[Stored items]
::::
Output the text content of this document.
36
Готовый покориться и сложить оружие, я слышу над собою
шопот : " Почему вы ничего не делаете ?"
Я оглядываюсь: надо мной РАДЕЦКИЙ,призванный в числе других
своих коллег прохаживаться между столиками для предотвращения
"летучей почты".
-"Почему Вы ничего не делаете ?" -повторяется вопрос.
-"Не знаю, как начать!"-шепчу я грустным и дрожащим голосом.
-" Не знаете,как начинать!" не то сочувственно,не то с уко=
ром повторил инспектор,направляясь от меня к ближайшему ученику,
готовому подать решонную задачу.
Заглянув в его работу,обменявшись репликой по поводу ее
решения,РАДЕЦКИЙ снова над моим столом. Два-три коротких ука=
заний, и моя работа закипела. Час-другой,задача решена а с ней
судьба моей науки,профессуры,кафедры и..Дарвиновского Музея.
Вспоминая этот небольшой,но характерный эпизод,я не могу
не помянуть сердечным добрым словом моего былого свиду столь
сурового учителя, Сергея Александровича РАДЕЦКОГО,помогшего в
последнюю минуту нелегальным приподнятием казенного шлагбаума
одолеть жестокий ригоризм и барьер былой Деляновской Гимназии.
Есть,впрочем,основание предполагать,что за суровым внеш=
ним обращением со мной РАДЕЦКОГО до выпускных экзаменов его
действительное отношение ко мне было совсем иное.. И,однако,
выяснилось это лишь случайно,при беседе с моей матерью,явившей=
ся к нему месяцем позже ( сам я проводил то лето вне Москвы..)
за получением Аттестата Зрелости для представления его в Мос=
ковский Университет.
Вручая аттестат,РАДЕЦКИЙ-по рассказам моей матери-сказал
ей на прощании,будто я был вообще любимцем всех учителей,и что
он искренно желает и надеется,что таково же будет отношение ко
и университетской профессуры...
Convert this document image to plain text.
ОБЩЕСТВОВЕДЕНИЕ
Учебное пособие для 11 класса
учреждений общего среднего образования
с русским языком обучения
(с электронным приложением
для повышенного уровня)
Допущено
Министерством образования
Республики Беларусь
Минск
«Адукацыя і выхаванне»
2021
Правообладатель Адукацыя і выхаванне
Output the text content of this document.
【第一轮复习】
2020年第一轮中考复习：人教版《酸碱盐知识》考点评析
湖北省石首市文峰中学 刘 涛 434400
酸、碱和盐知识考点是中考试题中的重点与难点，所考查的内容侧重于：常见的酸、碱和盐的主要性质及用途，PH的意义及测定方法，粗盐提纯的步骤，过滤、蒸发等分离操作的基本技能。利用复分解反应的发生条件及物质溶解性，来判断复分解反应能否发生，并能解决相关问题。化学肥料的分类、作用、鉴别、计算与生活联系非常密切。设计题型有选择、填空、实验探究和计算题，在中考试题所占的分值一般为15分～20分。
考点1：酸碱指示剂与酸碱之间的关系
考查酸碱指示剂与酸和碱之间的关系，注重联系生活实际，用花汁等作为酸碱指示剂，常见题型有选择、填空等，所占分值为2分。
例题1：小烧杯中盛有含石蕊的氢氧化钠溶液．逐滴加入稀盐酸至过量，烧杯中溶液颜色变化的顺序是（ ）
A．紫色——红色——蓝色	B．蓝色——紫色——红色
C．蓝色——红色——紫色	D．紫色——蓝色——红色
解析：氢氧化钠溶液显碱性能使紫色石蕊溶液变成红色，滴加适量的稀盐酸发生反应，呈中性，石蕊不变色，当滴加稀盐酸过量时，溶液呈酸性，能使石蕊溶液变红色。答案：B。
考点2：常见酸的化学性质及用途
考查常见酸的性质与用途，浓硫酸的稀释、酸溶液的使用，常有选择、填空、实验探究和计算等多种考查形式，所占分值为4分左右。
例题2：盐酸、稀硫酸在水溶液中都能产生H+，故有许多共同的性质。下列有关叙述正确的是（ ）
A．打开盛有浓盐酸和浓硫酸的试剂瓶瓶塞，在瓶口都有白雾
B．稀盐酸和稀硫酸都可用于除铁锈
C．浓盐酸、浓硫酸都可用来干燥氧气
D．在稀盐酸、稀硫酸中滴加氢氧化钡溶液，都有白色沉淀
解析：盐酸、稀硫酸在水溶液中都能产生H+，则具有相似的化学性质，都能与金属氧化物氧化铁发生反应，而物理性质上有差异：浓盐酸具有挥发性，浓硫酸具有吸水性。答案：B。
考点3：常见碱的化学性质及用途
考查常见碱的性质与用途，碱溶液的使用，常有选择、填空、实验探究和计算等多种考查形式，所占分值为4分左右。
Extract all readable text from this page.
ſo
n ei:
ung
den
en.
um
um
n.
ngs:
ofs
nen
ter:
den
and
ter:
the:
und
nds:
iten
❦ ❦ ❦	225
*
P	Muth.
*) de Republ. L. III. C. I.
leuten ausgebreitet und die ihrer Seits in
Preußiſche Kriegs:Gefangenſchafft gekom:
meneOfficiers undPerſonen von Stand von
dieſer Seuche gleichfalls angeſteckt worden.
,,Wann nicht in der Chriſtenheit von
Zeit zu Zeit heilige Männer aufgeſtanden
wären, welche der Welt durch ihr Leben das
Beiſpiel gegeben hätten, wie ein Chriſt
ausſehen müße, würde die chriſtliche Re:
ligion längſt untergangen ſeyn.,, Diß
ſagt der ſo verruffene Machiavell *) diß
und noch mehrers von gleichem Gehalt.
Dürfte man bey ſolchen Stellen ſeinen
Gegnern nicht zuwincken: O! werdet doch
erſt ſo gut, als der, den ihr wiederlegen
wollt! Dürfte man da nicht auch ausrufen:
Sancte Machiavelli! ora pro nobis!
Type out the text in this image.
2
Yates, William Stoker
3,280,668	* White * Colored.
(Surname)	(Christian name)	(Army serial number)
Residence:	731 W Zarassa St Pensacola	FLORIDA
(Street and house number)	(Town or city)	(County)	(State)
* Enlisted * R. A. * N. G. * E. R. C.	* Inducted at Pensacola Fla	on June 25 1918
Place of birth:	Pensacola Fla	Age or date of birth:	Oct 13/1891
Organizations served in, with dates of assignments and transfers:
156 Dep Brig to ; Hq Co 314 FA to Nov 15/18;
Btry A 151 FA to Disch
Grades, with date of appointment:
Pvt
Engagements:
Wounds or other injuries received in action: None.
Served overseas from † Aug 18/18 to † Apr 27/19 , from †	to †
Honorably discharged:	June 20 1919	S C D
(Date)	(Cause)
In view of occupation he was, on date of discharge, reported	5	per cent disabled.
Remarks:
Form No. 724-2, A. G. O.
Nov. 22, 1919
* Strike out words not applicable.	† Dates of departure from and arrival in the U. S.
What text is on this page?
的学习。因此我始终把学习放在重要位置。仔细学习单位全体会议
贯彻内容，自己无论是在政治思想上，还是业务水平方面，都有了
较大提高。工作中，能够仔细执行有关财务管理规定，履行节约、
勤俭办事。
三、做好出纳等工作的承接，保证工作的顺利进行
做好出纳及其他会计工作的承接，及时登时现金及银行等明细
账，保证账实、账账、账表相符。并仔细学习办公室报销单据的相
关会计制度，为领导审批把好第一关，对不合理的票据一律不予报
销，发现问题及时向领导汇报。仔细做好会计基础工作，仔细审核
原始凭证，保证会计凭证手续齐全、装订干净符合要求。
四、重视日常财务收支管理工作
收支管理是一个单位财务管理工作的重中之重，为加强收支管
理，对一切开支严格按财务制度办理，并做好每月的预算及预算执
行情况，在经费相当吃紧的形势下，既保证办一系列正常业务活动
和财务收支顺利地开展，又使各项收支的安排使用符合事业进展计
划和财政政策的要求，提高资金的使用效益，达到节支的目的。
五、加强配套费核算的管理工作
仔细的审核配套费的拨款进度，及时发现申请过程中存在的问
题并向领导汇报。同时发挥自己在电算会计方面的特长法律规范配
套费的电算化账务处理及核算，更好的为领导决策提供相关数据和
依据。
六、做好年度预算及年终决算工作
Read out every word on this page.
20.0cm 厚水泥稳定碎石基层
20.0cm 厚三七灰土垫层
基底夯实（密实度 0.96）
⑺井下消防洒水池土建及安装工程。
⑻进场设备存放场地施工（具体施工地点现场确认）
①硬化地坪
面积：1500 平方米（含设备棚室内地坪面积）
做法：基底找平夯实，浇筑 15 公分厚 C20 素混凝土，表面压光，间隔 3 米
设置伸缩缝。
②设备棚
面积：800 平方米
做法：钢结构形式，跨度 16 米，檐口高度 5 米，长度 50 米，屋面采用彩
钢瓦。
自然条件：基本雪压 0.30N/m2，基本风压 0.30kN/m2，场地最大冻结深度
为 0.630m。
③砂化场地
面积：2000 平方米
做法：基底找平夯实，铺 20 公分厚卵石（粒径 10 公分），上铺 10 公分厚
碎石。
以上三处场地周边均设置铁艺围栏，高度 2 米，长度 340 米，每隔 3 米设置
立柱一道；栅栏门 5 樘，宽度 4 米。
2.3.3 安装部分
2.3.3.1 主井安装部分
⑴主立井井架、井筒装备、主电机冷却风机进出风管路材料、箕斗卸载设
::::
[EXERCISE DETAILS] Identify the lines of the data that contain the word "with". Copy each of them.

[TASK OUTPUT]
Organizations served in, with dates of assignments and transfers:
Grades, with date of appointment:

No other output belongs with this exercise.